++++ INFORMATION PROVIDED
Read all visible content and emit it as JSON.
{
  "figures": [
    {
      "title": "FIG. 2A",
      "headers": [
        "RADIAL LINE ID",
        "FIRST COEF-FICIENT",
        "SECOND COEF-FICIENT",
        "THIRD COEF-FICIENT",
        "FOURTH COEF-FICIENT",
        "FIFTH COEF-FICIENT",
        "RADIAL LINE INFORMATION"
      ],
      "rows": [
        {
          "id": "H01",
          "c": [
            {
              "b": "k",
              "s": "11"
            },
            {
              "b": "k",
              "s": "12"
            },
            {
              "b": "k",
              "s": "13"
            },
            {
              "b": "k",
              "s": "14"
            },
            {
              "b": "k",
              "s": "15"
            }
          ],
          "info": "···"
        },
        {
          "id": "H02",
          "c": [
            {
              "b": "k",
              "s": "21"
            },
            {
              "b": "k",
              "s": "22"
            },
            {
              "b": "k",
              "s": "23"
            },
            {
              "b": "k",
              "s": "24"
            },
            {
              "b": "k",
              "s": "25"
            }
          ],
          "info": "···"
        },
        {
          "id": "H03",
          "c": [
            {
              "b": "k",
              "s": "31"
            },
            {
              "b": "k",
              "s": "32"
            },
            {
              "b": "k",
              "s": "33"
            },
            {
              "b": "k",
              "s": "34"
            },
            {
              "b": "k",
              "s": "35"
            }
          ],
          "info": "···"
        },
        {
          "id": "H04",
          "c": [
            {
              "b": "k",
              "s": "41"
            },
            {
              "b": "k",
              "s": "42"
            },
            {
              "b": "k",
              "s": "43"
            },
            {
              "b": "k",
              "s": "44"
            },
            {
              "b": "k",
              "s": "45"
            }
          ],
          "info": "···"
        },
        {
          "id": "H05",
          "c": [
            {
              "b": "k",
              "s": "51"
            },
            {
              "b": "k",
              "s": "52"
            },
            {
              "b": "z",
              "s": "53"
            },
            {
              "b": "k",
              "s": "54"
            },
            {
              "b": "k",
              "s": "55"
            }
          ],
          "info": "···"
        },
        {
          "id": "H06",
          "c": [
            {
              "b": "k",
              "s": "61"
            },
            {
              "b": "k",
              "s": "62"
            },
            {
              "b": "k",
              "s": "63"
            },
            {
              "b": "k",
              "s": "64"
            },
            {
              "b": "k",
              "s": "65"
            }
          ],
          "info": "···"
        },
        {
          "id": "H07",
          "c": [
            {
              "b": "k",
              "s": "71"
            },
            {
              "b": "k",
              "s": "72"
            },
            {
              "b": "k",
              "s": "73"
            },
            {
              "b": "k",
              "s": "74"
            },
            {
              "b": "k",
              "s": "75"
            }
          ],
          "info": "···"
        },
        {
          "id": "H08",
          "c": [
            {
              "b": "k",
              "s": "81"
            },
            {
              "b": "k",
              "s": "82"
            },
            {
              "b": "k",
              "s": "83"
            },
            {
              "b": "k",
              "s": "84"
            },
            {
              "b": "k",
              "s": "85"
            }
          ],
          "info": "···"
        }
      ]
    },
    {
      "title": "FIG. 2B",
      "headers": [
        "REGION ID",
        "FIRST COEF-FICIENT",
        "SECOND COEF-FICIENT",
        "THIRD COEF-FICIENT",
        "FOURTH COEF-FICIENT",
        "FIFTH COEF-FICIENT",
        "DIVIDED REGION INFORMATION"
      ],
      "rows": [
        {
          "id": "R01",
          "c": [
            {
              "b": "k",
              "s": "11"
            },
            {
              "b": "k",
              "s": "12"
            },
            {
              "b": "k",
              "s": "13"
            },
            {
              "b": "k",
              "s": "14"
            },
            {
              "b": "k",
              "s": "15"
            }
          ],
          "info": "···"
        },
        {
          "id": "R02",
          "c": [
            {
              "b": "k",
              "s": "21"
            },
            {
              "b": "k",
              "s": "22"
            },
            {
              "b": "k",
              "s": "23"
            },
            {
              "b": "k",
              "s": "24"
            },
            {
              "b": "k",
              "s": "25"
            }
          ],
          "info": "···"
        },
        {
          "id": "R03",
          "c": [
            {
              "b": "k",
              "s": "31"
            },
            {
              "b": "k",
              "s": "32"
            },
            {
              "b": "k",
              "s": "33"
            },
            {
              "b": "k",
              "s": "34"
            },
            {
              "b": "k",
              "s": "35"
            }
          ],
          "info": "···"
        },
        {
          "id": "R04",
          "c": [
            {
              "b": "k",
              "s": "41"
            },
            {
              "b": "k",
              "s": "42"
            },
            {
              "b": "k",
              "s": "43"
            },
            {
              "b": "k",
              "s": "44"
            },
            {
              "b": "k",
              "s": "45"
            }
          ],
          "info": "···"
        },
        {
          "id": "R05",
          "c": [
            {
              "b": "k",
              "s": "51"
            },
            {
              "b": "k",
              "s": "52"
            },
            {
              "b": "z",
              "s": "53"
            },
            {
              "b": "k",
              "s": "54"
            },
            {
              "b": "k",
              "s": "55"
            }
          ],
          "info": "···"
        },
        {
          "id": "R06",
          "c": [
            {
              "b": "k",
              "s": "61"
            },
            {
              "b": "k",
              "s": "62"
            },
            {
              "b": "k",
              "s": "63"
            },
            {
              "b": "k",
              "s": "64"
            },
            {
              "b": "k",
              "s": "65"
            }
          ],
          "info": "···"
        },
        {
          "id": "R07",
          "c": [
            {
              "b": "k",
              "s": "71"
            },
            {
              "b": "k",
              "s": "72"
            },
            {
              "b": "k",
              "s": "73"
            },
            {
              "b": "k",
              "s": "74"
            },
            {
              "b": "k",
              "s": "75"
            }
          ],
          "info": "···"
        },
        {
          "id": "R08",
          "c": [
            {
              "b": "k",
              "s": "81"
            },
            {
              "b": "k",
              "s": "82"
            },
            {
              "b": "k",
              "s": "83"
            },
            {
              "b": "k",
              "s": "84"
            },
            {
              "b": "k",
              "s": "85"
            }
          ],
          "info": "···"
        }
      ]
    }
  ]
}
++++++++
GIVEN EXERCISE: Find how many lines in the listing hold "RADIAL", and reply with that number only.

SOLUTION TO THE EXERCISE: 2